◆ WHAT TO DO ◆
Find the lines holding the string "icon" in the data, then copy all of them.

◆ RECORDS PROVIDED ◆
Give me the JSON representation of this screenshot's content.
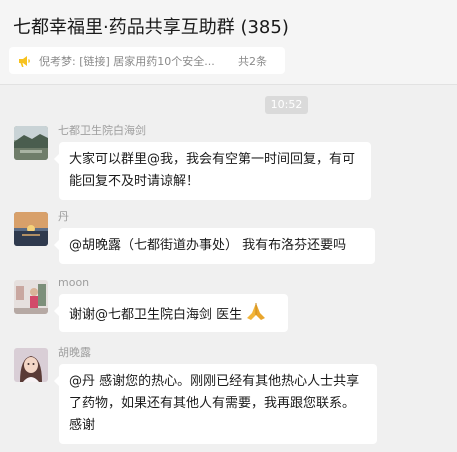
{
  "header": {
    "title": "七都幸福里·药品共享互助群 (385)",
    "pinned": {
      "icon": "announcement-icon",
      "text": "倪考梦: [链接] 居家用药10个安全...",
      "count": "共2条"
    }
  },
  "chat": {
    "time": "10:52",
    "messages": [
      {
        "sender": "七都卫生院白海剑",
        "avatar": "landscape-avatar",
        "text": "大家可以群里@我，我会有空第一时间回复，有可能回复不及时请谅解！"
      },
      {
        "sender": "丹",
        "avatar": "sunset-avatar",
        "text": "@胡晚露（七都街道办事处） 我有布洛芬还要吗"
      },
      {
        "sender": "moon",
        "avatar": "photo-avatar",
        "text": "谢谢@七都卫生院白海剑 医生",
        "emoji": "praying-hands-icon"
      },
      {
        "sender": "胡晚露",
        "avatar": "portrait-avatar",
        "text": "@丹 感谢您的热心。刚刚已经有其他热心人士共享了药物，如果还有其他人有需要，我再跟您联系。感谢"
      }
    ]
  },
  "colors": {
    "background": "#f0f0f0",
    "bubble": "#ffffff",
    "sender": "#9e9e9e",
    "announcement": "#f7c21e"
  }
}
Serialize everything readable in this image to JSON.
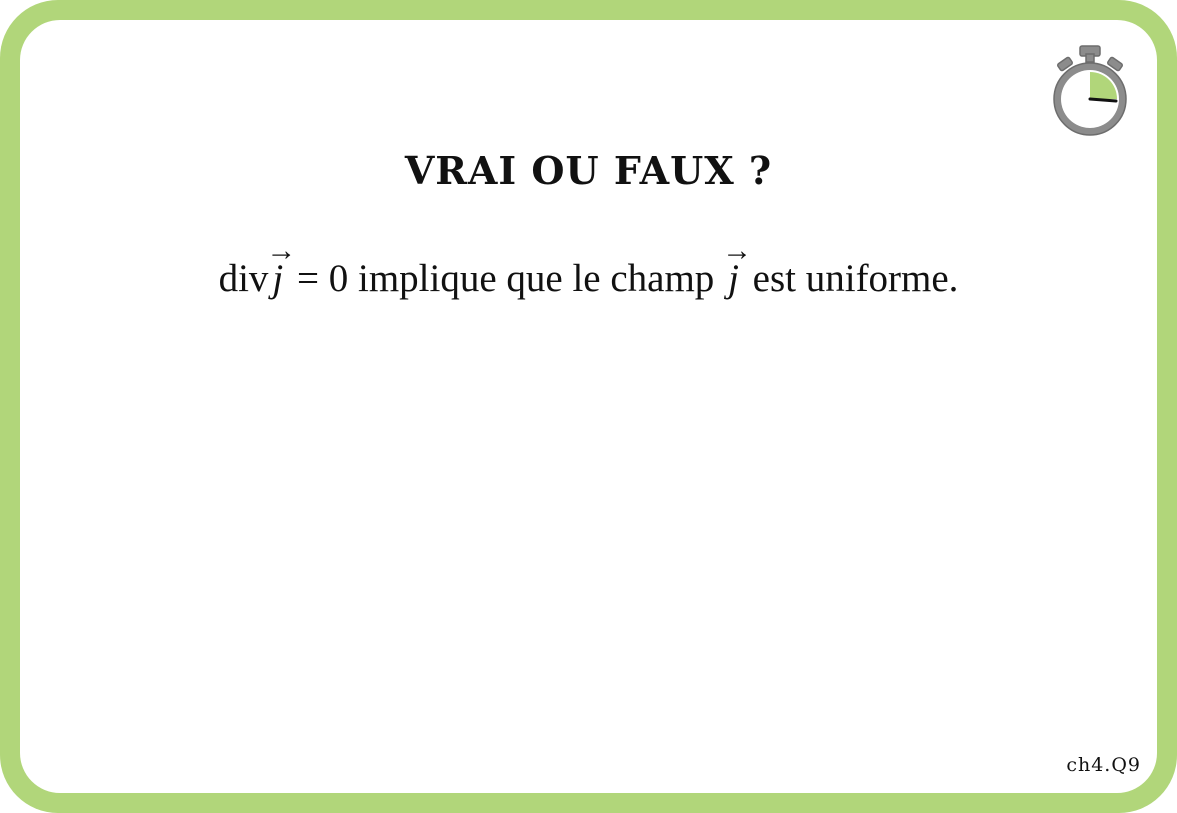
{
  "card": {
    "title": "VRAI OU FAUX ?",
    "statement": {
      "prefix": "div",
      "vector_symbol": "j",
      "arrow": "→",
      "middle": " = 0 implique que le champ ",
      "suffix": " est uniforme."
    },
    "code": "ch4.Q9"
  },
  "timer": {
    "icon": "stopwatch-icon",
    "elapsed_fraction": 0.25
  },
  "colors": {
    "frame": "#b1d67a",
    "timer_gray": "#8c8c8c",
    "timer_fill": "#b1d67a",
    "text": "#111111"
  }
}
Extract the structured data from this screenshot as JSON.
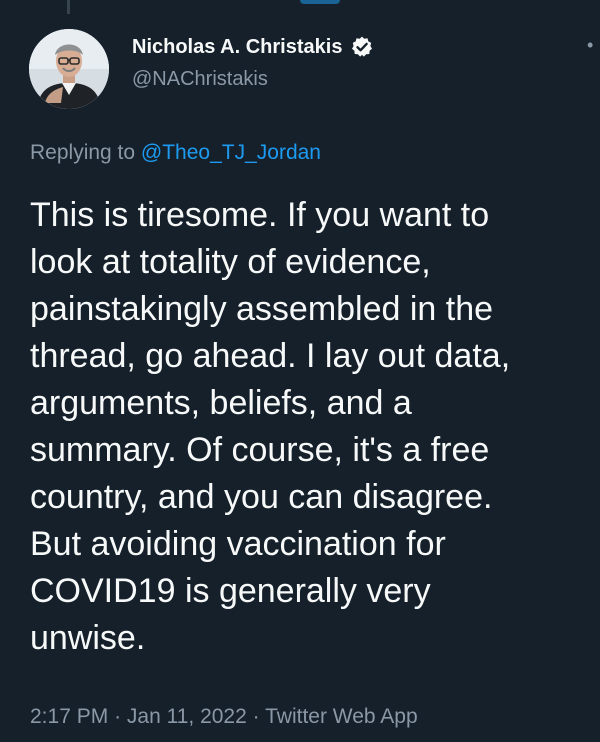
{
  "author": {
    "display_name": "Nicholas A. Christakis",
    "handle": "@NAChristakis",
    "verified": true,
    "verified_icon": "verified-badge-icon"
  },
  "reply": {
    "prefix": "Replying to",
    "mention": "@Theo_TJ_Jordan"
  },
  "tweet": {
    "lines": [
      "This is tiresome. If you want to",
      "look at totality of evidence,",
      "painstakingly assembled in the",
      "thread, go ahead. I lay out data,",
      "arguments, beliefs, and a",
      "summary. Of course, it's a free",
      "country, and you can disagree.",
      "But avoiding vaccination for",
      "COVID19 is generally very",
      "unwise."
    ]
  },
  "meta": {
    "time": "2:17 PM",
    "date": "Jan 11, 2022",
    "source": "Twitter Web App",
    "separator": "·"
  },
  "colors": {
    "background": "#15202b",
    "text_primary": "#f7f9f9",
    "text_secondary": "#8b98a5",
    "accent": "#1d9bf0"
  }
}
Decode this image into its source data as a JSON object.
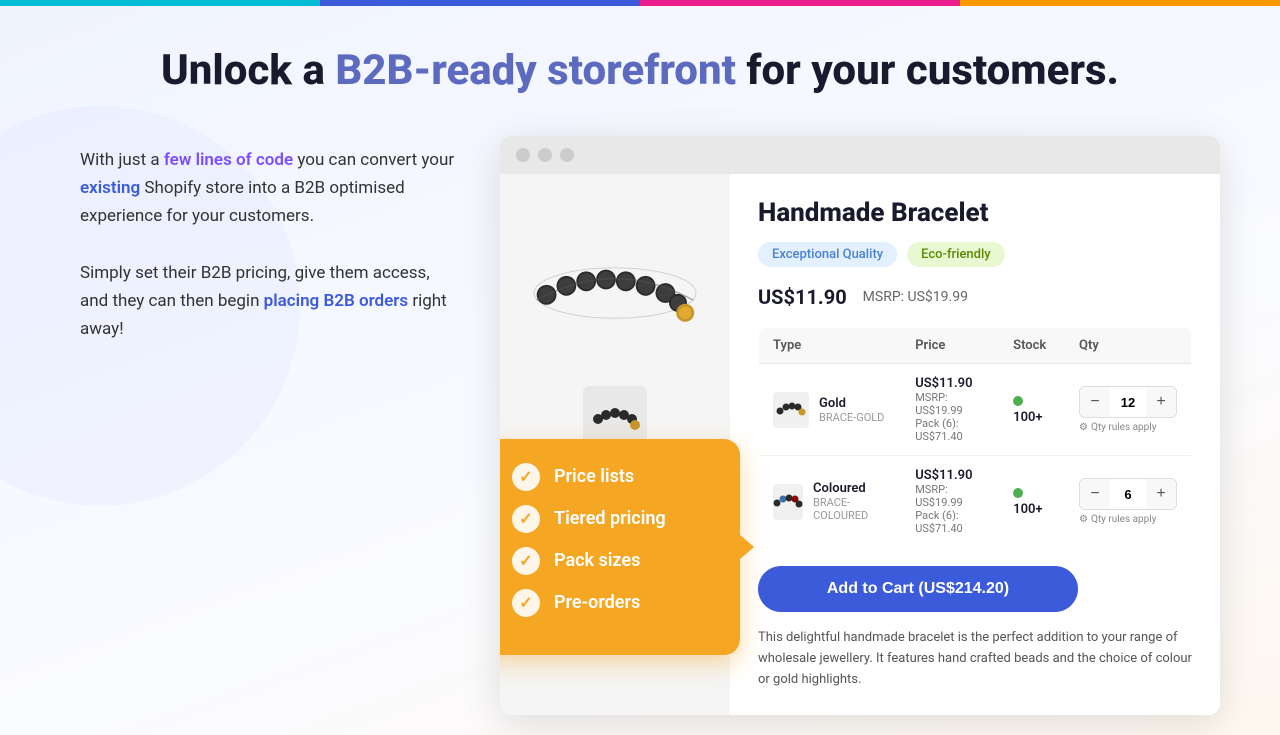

◆ RESPONSE ◆
      "icon": "announcement-icon",
        "emoji": "praying-hands-icon"
    "icon": "stopwatch-icon",
    "verified_icon": "verified-badge-icon"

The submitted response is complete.